--- Written request ---
Without the pictures, write out all the lines below exactly as they appear.

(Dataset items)
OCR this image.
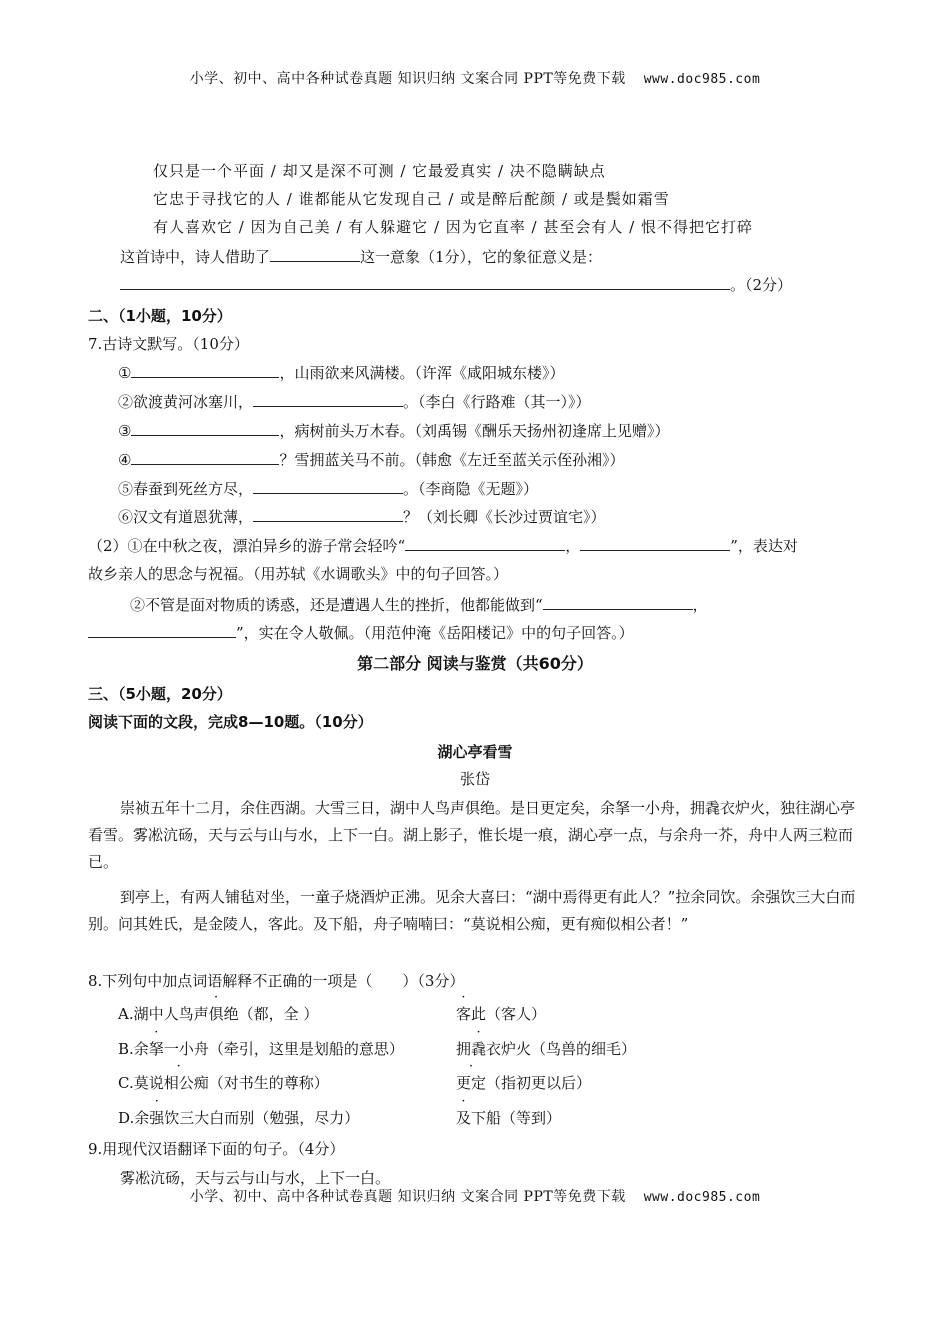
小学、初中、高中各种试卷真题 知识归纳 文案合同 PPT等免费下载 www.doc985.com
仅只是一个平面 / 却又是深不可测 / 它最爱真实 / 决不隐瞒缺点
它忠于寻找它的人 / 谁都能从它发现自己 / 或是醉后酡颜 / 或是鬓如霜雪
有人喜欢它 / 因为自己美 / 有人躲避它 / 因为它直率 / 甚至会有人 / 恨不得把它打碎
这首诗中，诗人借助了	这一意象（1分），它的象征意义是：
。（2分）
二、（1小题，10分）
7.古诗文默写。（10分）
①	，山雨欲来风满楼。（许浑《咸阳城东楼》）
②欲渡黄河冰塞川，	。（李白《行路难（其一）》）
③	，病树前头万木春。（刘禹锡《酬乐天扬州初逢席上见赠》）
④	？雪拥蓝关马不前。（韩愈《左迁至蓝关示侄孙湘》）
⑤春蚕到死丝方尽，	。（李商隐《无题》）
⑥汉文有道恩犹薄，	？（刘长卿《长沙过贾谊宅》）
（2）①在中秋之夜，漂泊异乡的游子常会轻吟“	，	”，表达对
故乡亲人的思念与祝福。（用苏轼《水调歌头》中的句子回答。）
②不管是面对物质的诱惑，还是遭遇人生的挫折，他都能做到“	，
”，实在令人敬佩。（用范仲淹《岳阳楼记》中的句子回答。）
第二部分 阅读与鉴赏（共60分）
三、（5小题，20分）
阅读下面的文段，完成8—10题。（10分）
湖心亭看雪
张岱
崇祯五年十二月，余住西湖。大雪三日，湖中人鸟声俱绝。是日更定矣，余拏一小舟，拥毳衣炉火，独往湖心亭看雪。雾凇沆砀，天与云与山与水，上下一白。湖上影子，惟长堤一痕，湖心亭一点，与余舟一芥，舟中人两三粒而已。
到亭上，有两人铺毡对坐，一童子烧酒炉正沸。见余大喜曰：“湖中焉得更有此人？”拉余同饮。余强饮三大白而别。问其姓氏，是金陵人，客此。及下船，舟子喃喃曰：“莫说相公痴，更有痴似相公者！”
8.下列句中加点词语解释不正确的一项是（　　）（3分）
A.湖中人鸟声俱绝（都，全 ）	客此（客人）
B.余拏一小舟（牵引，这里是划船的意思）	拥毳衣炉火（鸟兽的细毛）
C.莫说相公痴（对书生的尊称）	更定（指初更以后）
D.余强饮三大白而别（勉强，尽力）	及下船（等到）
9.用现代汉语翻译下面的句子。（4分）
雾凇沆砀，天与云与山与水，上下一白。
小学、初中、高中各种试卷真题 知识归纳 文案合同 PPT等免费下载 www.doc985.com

--- Finished task ---
OCR this image.
小学、初中、高中各种试卷真题 知识归纳 文案合同 PPT等免费下载 www.doc985.com
仅只是一个平面 / 却又是深不可测 / 它最爱真实 / 决不隐瞒缺点
它忠于寻找它的人 / 谁都能从它发现自己 / 或是醉后酡颜 / 或是鬓如霜雪
有人喜欢它 / 因为自己美 / 有人躲避它 / 因为它直率 / 甚至会有人 / 恨不得把它打碎
这首诗中，诗人借助了	这一意象（1分），它的象征意义是：
。（2分）
二、（1小题，10分）
7.古诗文默写。（10分）
①	，山雨欲来风满楼。（许浑《咸阳城东楼》）
②欲渡黄河冰塞川，	。（李白《行路难（其一）》）
③	，病树前头万木春。（刘禹锡《酬乐天扬州初逢席上见赠》）
④	？雪拥蓝关马不前。（韩愈《左迁至蓝关示侄孙湘》）
⑤春蚕到死丝方尽，	。（李商隐《无题》）
⑥汉文有道恩犹薄，	？（刘长卿《长沙过贾谊宅》）
（2）①在中秋之夜，漂泊异乡的游子常会轻吟“	，	”，表达对
故乡亲人的思念与祝福。（用苏轼《水调歌头》中的句子回答。）
②不管是面对物质的诱惑，还是遭遇人生的挫折，他都能做到“	，
”，实在令人敬佩。（用范仲淹《岳阳楼记》中的句子回答。）
第二部分 阅读与鉴赏（共60分）
三、（5小题，20分）
阅读下面的文段，完成8—10题。（10分）
湖心亭看雪
张岱
崇祯五年十二月，余住西湖。大雪三日，湖中人鸟声俱绝。是日更定矣，余拏一小舟，拥毳衣炉火，独往湖心亭看雪。雾凇沆砀，天与云与山与水，上下一白。湖上影子，惟长堤一痕，湖心亭一点，与余舟一芥，舟中人两三粒而已。
到亭上，有两人铺毡对坐，一童子烧酒炉正沸。见余大喜曰：“湖中焉得更有此人？”拉余同饮。余强饮三大白而别。问其姓氏，是金陵人，客此。及下船，舟子喃喃曰：“莫说相公痴，更有痴似相公者！”
8.下列句中加点词语解释不正确的一项是（　　）（3分）
A.湖中人鸟声俱绝（都，全 ）	客此（客人）
B.余拏一小舟（牵引，这里是划船的意思）	拥毳衣炉火（鸟兽的细毛）
C.莫说相公痴（对书生的尊称）	更定（指初更以后）
D.余强饮三大白而别（勉强，尽力）	及下船（等到）
9.用现代汉语翻译下面的句子。（4分）
雾凇沆砀，天与云与山与水，上下一白。
小学、初中、高中各种试卷真题 知识归纳 文案合同 PPT等免费下载 www.doc985.com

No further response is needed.